* Start Given data *

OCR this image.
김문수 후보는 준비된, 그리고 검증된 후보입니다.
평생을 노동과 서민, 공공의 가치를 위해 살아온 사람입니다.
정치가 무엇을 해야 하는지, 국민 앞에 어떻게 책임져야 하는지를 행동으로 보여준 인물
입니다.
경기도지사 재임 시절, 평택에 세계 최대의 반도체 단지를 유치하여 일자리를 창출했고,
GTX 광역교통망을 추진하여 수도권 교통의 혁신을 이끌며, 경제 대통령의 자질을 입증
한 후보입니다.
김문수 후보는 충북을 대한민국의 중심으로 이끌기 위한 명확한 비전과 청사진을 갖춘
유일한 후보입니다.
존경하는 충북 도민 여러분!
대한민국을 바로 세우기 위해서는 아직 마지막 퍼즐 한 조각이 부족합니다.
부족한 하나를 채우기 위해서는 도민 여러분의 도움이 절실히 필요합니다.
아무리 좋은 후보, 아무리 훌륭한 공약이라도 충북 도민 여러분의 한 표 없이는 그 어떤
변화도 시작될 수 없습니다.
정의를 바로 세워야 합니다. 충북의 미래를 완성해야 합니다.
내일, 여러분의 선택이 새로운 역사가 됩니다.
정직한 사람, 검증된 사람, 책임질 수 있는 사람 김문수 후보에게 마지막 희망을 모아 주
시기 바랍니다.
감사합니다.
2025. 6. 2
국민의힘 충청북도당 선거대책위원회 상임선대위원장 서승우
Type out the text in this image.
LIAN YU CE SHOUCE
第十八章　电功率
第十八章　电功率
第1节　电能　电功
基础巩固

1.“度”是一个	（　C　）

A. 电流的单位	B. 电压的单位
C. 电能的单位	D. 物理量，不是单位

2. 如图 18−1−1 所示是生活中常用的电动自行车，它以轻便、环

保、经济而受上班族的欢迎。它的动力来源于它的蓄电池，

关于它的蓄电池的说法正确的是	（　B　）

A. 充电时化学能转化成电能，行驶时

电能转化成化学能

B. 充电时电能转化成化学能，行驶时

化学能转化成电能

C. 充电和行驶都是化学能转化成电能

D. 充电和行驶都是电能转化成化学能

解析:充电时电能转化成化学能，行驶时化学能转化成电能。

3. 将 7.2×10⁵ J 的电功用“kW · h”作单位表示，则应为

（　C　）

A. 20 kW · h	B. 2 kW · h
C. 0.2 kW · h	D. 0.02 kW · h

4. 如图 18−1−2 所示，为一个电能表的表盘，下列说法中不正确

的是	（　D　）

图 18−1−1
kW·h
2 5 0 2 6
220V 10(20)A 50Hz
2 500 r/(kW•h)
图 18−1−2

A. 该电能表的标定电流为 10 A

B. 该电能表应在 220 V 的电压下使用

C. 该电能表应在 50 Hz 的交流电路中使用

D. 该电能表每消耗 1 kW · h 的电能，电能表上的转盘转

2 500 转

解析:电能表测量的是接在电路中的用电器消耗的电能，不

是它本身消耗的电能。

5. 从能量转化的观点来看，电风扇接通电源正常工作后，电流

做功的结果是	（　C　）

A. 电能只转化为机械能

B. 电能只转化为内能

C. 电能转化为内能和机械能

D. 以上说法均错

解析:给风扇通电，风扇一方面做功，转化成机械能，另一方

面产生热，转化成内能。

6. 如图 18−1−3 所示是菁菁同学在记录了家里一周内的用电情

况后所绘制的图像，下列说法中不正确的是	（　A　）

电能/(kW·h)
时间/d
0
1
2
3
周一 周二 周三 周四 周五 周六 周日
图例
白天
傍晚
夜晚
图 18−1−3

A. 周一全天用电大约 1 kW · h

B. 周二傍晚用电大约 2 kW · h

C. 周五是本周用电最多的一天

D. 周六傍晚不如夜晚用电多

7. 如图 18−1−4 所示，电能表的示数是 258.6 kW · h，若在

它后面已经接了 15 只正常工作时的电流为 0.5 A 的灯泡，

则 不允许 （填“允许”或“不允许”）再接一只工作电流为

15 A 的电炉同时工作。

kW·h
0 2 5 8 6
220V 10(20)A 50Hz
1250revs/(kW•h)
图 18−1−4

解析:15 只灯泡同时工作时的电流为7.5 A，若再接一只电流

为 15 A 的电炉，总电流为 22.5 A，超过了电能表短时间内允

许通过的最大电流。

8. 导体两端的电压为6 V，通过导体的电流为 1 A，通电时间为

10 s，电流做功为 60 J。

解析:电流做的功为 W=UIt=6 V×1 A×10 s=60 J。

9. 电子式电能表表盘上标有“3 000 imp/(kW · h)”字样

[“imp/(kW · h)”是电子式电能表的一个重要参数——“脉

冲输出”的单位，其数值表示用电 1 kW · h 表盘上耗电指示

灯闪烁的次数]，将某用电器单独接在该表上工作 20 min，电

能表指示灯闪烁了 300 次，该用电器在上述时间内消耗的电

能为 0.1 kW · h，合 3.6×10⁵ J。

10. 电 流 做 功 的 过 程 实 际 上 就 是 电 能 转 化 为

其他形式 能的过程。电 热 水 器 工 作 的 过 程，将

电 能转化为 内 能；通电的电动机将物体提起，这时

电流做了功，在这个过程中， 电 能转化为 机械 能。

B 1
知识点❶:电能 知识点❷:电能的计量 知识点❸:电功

* End Given data *

Given task — Your task is to list each line of the records with the word "위해서는".

Result for this task —
대한민국을 바로 세우기 위해서는 아직 마지막 퍼즐 한 조각이 부족합니다.
부족한 하나를 채우기 위해서는 도민 여러분의 도움이 절실히 필요합니다.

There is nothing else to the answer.